* _Work instructions_
Print the passage on Gilbert Martineau from "Gilbert Martineau (1918" up to and including "Publications for Nagel.", copying it word for word.

* _Excerpt to read_
════════
Gilbert Martineau (1918 – 23 August 1995, in La Rochelle) was a French naval officer, author of books on Napoleon and his family, honorary consul, and curator 1956-1987 of the French properties on St Helena, where Napoleon had been in exile .

History
An anglophile, he  was living in London when war broke out in 1939, and he joined the Free French in 1940. His wartime service included a period on a British submarine, and service in Mauritania.  On demobilization in 1945 he joined the French Naval Reserve, and was called back into the service in 1954-1955.  After the war he worked as Director of Publications for Nagel.

In 1956 he decided to take up an appointment on the remote British Island of St Helena as honorary consul and curator of the French properties, a position which he held until 1987. He continued to live at Longwood House for the rest of his life. As well as devoting himself to the restoration of the properties, he was also a prolific author.  He died in La Rochelle in 1995.
════════
* _Material provided_
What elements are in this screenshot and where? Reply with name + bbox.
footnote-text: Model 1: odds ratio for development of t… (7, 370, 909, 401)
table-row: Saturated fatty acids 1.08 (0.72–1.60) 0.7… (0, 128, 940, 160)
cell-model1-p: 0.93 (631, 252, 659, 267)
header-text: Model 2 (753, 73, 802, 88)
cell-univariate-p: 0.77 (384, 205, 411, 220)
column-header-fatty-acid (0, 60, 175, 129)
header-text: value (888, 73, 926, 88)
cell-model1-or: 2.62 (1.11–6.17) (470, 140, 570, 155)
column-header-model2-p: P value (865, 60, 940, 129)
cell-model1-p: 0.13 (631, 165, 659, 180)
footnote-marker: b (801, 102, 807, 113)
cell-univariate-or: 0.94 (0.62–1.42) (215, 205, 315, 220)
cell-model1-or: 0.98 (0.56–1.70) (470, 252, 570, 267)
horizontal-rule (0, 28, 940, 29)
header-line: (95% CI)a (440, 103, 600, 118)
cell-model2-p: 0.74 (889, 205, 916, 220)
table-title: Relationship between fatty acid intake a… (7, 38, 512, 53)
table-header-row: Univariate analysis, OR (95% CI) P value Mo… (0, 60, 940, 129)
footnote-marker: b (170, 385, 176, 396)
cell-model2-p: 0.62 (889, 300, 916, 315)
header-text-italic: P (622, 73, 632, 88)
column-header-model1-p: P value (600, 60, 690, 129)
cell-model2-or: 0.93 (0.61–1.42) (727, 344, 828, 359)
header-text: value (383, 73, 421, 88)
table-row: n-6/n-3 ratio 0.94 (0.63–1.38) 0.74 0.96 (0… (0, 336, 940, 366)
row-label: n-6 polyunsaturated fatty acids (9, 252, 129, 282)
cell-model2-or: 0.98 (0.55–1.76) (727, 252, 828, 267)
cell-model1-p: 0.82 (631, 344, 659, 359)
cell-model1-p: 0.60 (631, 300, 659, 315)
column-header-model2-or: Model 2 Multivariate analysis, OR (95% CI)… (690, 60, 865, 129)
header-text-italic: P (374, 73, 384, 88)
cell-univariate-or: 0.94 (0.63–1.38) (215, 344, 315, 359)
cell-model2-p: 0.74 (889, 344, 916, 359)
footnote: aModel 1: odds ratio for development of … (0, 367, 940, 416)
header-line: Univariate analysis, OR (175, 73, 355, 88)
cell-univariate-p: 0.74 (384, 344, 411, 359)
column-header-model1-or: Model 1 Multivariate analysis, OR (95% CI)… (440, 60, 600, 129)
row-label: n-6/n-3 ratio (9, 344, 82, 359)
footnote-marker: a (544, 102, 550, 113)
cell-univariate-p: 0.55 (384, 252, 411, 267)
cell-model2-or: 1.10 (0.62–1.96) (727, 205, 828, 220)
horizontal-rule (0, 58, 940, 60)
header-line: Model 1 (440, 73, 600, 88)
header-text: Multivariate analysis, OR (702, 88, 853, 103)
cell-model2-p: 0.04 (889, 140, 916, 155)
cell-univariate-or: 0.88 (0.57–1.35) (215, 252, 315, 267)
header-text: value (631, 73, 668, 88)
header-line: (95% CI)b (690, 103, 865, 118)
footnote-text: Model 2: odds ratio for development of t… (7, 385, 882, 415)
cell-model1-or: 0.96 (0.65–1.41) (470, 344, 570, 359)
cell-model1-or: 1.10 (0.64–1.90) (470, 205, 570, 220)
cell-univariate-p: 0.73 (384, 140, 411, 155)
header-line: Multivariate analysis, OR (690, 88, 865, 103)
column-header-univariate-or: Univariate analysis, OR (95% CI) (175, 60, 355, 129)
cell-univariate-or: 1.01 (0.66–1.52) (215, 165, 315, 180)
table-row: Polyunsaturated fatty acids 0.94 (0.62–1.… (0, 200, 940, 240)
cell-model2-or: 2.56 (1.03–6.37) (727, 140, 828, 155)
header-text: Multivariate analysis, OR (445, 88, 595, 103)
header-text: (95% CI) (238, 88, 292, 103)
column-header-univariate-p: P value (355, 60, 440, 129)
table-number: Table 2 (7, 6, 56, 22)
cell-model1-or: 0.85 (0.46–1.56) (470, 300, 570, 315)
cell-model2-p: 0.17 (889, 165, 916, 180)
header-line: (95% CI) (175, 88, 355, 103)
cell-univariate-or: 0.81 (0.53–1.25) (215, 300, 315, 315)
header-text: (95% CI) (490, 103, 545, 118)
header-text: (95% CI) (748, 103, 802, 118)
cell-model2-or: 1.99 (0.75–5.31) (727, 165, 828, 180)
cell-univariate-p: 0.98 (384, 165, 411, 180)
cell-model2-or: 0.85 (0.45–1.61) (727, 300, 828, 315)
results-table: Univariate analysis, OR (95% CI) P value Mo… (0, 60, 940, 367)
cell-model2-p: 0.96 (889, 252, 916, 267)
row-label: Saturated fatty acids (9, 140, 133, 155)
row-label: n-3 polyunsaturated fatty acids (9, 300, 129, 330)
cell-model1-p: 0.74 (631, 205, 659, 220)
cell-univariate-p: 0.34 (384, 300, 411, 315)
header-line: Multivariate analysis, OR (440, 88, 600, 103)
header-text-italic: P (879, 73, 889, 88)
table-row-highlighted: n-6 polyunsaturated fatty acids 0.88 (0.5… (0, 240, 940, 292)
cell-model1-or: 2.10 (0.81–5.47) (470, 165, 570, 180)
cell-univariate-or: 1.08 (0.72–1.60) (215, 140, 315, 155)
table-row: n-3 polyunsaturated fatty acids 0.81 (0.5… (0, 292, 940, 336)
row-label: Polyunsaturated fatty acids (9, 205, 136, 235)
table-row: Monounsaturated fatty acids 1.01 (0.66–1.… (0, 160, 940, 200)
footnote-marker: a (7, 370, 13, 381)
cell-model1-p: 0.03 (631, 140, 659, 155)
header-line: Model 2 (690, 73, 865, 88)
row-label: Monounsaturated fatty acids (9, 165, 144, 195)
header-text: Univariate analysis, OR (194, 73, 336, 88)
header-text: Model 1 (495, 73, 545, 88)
════════
* _Exercise response_
Gilbert Martineau (1918 – 23 August 1995, in La Rochelle) was a French naval officer, author of books on Napoleon and his family, honorary consul, and curator 1956-1987 of the French properties on St Helena, where Napoleon had been in exile .

History
An anglophile, he  was living in London when war broke out in 1939, and he joined the Free French in 1940. His wartime service included a period on a British submarine, and service in Mauritania.  On demobilization in 1945 he joined the French Naval Reserve, and was called back into the service in 1954-1955.  After the war he worked as Director of Publications for Nagel.